++++ Data to use ++++

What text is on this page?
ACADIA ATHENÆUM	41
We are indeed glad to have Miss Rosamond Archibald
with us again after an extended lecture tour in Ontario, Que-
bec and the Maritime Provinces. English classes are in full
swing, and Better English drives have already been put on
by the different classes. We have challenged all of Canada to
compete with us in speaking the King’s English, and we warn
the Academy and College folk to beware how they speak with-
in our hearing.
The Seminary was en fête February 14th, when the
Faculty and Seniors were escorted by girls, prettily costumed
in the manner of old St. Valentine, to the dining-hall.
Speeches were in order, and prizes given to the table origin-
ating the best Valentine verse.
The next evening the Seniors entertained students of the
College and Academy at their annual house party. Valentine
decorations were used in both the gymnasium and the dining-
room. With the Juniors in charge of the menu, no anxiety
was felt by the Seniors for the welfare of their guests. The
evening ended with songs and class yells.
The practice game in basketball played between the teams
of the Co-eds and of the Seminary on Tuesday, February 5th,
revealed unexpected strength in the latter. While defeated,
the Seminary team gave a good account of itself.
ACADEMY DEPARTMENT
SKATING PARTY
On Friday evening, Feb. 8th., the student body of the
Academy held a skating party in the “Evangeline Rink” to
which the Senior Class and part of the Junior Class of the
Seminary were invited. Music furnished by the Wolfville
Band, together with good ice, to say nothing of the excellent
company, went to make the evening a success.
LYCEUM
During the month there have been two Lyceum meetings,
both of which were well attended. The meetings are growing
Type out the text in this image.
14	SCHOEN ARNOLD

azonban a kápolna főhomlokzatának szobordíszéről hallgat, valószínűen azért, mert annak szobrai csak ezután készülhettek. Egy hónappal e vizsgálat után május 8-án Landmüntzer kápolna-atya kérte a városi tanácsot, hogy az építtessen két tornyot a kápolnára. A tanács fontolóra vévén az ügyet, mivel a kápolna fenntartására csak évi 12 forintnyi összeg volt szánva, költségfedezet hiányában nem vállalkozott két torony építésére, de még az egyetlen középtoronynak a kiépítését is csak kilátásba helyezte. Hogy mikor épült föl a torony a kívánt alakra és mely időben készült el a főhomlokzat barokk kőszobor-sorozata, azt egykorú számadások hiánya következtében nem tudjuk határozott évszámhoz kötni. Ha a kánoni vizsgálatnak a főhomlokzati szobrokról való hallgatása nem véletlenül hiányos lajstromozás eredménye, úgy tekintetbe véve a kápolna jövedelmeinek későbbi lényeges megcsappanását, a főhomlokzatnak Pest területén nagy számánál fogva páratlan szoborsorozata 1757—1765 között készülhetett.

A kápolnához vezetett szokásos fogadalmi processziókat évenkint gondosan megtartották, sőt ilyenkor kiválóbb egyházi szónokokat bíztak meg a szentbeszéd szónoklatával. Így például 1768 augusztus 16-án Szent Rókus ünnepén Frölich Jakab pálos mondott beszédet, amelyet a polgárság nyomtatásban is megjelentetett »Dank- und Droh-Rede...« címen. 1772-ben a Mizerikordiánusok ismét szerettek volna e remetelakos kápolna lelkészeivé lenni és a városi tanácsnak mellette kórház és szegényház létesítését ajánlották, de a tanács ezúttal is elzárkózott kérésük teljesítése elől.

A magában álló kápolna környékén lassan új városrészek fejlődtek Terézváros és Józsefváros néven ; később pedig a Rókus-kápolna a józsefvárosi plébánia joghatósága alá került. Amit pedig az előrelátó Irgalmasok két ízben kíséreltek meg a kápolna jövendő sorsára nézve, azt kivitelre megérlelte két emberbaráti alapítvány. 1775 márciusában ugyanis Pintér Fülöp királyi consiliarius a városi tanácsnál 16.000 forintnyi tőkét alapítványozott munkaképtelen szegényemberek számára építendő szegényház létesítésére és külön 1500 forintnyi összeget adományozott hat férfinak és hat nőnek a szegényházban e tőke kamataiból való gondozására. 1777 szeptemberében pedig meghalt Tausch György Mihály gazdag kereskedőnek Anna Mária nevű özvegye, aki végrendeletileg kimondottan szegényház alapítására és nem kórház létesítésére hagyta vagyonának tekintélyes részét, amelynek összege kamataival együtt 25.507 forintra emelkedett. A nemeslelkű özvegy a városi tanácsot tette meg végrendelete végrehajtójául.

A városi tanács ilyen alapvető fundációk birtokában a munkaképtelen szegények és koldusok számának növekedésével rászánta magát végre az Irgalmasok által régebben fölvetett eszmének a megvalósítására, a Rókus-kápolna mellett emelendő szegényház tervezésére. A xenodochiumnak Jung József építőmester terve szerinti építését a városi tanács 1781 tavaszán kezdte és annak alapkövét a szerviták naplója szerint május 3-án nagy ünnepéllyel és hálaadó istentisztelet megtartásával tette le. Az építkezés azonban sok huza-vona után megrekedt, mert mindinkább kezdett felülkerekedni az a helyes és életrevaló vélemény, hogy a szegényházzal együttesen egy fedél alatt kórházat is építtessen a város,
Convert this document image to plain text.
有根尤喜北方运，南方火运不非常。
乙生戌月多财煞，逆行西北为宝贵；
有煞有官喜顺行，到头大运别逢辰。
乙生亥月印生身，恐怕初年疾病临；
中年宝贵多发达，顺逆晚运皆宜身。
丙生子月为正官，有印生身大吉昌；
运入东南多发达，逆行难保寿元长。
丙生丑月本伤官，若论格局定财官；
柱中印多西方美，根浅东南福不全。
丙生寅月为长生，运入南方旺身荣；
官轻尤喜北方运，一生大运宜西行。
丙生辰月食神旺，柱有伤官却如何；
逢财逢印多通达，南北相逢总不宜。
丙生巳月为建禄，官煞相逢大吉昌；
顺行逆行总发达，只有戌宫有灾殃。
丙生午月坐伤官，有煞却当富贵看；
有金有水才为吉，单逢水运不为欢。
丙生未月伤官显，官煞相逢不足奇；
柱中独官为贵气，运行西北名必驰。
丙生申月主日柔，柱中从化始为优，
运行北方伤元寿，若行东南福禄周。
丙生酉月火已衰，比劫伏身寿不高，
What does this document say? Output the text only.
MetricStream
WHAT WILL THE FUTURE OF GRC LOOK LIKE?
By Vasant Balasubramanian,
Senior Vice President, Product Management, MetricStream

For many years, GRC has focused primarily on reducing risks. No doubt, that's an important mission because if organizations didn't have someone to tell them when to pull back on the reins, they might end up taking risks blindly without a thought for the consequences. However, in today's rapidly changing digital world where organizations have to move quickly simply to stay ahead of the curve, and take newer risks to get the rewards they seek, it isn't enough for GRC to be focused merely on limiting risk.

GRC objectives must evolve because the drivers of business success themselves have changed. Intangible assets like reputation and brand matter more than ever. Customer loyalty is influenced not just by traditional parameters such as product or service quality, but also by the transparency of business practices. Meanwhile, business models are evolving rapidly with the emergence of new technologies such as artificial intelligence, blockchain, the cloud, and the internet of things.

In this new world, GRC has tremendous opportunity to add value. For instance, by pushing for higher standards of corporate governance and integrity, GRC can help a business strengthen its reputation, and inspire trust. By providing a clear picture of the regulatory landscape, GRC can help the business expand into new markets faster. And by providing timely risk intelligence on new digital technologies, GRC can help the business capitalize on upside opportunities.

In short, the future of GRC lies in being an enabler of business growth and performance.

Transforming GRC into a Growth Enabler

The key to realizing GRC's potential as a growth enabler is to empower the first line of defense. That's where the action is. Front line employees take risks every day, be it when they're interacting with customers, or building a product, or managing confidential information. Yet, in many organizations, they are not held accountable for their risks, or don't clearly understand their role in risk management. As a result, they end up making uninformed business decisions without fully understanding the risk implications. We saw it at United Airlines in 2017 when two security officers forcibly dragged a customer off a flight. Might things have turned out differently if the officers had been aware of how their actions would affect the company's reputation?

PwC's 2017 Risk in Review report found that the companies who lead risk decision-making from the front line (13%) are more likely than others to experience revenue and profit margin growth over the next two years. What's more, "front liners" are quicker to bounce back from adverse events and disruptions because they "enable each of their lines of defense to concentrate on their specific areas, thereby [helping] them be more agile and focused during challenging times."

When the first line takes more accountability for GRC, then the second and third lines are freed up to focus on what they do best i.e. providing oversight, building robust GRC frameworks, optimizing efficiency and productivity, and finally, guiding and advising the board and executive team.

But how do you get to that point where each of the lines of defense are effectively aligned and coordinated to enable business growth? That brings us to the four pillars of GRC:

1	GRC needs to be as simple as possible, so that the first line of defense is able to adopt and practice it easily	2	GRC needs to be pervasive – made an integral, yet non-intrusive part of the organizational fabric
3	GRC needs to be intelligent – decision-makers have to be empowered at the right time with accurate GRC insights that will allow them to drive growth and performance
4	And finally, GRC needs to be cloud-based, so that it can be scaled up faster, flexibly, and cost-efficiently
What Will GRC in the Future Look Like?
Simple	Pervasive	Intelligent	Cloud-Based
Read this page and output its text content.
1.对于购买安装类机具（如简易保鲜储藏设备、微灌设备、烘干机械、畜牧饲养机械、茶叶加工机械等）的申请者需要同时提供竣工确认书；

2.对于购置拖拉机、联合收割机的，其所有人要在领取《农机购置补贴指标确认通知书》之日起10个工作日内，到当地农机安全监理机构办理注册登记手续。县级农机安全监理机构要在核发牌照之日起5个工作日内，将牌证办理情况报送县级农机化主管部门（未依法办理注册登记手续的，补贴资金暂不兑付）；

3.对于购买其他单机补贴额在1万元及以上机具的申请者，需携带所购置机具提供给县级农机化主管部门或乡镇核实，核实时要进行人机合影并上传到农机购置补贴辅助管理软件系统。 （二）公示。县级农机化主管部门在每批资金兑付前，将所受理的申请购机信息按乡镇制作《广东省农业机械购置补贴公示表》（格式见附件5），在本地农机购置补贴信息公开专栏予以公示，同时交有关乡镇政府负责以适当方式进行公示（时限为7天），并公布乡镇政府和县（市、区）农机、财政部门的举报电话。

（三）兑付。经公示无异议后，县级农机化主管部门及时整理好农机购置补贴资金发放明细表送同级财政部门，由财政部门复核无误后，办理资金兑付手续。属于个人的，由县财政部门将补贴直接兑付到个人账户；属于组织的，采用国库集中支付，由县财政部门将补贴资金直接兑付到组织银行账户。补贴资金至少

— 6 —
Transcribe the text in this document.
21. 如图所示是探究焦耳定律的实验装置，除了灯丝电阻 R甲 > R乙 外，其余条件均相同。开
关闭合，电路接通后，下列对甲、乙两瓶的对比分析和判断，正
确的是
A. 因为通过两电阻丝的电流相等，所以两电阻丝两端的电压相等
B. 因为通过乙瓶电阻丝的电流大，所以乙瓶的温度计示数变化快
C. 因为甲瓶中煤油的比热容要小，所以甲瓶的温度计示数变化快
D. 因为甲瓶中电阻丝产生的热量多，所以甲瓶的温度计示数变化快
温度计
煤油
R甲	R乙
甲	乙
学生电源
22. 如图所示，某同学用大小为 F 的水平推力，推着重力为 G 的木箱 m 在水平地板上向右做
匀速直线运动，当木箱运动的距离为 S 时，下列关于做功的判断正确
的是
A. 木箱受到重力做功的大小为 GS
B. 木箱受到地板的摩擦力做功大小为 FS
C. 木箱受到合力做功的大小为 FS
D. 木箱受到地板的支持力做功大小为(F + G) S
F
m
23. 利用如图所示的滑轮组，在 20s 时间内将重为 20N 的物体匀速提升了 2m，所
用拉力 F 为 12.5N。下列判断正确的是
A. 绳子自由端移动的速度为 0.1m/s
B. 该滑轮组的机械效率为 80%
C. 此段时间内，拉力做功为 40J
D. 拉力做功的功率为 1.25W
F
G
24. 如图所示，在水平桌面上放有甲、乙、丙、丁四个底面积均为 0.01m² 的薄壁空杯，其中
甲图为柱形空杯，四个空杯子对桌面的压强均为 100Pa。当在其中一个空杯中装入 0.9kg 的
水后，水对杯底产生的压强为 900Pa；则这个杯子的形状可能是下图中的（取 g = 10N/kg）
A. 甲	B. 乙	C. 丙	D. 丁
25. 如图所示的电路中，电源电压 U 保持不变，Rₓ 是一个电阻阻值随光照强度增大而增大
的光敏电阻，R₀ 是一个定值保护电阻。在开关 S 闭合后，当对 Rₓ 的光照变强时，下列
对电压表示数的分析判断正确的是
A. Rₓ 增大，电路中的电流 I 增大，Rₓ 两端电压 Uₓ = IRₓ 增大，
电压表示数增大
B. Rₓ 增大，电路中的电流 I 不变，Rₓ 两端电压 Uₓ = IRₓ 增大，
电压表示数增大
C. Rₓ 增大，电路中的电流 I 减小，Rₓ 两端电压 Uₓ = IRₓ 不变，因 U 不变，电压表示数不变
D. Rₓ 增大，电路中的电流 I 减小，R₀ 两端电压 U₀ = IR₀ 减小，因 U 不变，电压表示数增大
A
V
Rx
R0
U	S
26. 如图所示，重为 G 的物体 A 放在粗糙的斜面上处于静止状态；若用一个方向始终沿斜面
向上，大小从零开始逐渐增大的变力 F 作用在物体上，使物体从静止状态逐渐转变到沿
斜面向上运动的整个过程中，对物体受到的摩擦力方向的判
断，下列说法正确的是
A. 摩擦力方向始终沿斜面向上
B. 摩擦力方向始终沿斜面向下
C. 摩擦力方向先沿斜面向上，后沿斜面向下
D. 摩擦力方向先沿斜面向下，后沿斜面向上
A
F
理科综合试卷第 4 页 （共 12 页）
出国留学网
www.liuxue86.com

++++

Find the string "performance" in the listing and return every line that holds it.

In short, the future of GRC lies in being an enabler of business growth and performance.
3	GRC needs to be intelligent – decision-makers have to be empowered at the right time with accurate GRC insights that will allow them to drive growth and performance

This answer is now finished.